--- start of Selected passage ---

AMY GOODMAN: Senator Orrin Hatch of Utah, a Republican, on the floor of the Senate, defending Alberto Gonzales to be confirmed as Attorney General.

[break]

AMY GOODMAN: We turn now to the Democratic response, or at least a Democratic Senator, Ted Kennedy’s, response, on the confirmation of Alberto Gonzales as Attorney General.

SENATOR EDWARD KENNEDY: Mr. President, this is one of the most important votes the Senate will take this year. The issue raised by Mr. Gonzales’s nomination go to the heart of what America stands for in the world, and the fundamental values that define us as a nation. Our commitments to individual dignity, our respect for the rule of law, and our reputation around the world as a beacon for human rights, not as a violator of human rights. President Bush said it well in his inaugural address last month, "From the day of our founding we have proclaimed that every man and woman on this earth has rights, and dignity and matchless value, because they bear the image of the maker of heaven and earth." The world is watching to see in our actions match our rhetoric.

How can the Senate possibly approve the nomination of Mr. Gonzales as attorney general of the United States, the official who symbolizes our respect for the rule of law, when Mr. Gonzales is the official in the Bush administration who, as the White House Counsel, advised the President that torture was an acceptable method of interrogation in Afghanistan, Guantanamo and Iraq? Torture is contrary to all that we stand for as Americans. It violates our basic values. It’s alien to our military’s longstanding rules and tradition. We send our men and women in the armed services into battle to stop torture in other countries, not to participate in it themselves. These values did not change or become less relevant after 9/11. Americans did not resolve to set aside our values or the Constitution after those vicious attacks. We didn’t decide as a nation to stoop to the level of the terrorists. To the contrary, Americans have been united in their belief an essential part of winning the war on terrorism and protecting the country for the future is safeguarding the ideals and values that America stands for here at home and around the world.

--- end of Selected passage ---
--- start of Stored rows ---

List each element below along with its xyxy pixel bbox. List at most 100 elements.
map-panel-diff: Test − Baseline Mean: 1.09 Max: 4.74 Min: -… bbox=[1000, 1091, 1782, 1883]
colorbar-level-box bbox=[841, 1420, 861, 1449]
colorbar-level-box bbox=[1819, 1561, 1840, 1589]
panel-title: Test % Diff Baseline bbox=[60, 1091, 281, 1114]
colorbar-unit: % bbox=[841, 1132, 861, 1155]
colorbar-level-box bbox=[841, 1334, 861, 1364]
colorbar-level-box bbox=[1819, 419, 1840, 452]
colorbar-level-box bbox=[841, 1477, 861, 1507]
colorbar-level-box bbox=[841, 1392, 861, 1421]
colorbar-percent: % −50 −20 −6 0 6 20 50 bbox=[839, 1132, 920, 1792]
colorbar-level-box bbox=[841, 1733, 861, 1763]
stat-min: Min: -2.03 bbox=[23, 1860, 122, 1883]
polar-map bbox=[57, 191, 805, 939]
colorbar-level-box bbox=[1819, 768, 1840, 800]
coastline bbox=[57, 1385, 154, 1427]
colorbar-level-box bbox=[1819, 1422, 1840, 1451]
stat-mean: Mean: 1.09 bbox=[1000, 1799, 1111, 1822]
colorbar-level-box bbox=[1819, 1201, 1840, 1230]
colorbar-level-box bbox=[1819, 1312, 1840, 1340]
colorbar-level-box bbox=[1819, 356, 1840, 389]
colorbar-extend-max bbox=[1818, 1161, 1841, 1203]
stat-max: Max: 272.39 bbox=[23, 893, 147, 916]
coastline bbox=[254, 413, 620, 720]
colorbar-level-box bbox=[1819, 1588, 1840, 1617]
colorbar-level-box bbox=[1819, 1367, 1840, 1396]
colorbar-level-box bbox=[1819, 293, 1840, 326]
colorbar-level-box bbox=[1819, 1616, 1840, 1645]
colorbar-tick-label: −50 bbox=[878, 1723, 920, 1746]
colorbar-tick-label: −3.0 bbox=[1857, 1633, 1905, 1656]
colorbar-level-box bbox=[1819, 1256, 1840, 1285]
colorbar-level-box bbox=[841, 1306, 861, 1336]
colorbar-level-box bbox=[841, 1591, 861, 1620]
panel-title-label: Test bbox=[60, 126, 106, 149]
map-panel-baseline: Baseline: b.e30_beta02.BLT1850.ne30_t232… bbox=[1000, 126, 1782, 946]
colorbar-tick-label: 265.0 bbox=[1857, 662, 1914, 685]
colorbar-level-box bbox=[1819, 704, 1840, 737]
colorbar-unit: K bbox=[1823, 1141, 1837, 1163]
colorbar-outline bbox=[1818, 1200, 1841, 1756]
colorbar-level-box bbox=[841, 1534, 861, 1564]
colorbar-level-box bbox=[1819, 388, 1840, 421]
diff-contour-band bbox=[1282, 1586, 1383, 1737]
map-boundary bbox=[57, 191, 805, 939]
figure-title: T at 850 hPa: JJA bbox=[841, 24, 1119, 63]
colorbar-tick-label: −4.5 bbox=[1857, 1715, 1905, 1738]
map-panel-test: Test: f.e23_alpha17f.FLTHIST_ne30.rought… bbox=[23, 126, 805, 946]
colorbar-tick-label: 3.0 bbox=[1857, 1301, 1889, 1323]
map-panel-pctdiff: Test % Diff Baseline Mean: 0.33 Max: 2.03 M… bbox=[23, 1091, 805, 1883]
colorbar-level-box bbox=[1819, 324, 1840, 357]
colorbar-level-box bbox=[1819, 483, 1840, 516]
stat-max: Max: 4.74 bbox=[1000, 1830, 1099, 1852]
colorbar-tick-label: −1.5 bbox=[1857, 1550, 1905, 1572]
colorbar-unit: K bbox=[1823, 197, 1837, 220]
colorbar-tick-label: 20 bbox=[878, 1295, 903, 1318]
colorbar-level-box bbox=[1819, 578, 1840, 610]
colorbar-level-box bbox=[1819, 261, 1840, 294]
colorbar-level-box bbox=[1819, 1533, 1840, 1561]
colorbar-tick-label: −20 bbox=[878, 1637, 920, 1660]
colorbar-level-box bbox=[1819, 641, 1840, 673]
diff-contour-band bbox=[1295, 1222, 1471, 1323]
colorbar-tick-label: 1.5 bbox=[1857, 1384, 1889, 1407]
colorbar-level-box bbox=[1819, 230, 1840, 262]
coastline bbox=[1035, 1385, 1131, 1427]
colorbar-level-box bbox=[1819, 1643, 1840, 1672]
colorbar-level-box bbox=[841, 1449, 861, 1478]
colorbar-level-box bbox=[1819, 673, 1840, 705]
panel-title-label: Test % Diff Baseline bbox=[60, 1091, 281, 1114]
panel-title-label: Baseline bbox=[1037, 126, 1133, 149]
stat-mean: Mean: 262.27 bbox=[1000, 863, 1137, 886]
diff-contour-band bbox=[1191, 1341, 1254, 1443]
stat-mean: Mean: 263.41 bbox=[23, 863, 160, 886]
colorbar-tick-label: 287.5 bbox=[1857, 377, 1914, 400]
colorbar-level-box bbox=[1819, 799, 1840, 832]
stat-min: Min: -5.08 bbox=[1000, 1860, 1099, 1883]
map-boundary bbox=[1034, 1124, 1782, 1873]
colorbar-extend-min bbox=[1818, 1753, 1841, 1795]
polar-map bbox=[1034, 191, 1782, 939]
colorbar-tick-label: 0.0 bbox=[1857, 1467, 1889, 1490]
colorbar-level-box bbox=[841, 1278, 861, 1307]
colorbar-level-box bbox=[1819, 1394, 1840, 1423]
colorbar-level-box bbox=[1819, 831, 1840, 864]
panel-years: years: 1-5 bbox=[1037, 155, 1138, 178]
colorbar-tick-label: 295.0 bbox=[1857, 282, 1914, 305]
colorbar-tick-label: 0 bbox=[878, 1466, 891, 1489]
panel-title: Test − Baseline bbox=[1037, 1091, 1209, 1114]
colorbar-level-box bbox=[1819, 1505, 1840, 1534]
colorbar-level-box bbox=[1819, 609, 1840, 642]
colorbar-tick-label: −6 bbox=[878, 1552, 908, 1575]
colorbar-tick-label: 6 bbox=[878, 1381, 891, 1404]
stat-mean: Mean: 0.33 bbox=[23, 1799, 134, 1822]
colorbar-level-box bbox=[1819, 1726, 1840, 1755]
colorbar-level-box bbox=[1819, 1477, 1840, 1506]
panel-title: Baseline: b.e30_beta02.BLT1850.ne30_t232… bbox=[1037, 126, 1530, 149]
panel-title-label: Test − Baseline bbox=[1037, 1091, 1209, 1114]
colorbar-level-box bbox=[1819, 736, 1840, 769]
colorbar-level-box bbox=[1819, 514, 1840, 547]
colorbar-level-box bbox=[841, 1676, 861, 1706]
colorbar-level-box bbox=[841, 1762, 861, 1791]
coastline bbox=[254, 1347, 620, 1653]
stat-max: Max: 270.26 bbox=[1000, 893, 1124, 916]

--- end of Stored rows ---

--- Set tasks ---
a - List the places that Senator Kennedy, in the Gonzales confirmation transcript, says Mr. Gonzales advised the President that torture was an acceptable method of interrogation.
b - Pick up the Gonzales confirmation transcript after its final sentence and continue Senator Kennedy's remarks.

--- Set of answers ---
a - Afghanistan, Guantanamo, Iraq

b -
Americans agree that torture is, and should remain, beyond the pale. A recent poll in USA Today showed that Americans strongly disapprove of the interrogation tactics that have been used in Iraq, Afghanistan and Guantanamo, including the use of painful stress positions, sexual humiliation, threatening prisoners with dogs, and threatening to ship them to countries known to practice torture. The American public has held fast our most basic fundamental values. And how could our government have gone so wrong?

But Mr. Gonzales is at the center of a torture policy that has run roughshod over the values that Americans hold so dear. On issue after issue in developing this policy, he has endorsed expediency over the rule of law. He adopted an absurdly narrow definition of torture in order to permit extreme interrogation practices. He advocated an unjustifiably expansive view of president power, purporting to put the executive branch above the law. He ignored the plain language of the Geneva Conventions in an attempt to immunize those who may commit war crimes. He continues to push a discredited interpretation of our treaty obligations to permit the C.I.A. to commit cruel, inhuman and degrading acts outside of the United States. He refuses to be candid about his interpretations, policies, and intentions.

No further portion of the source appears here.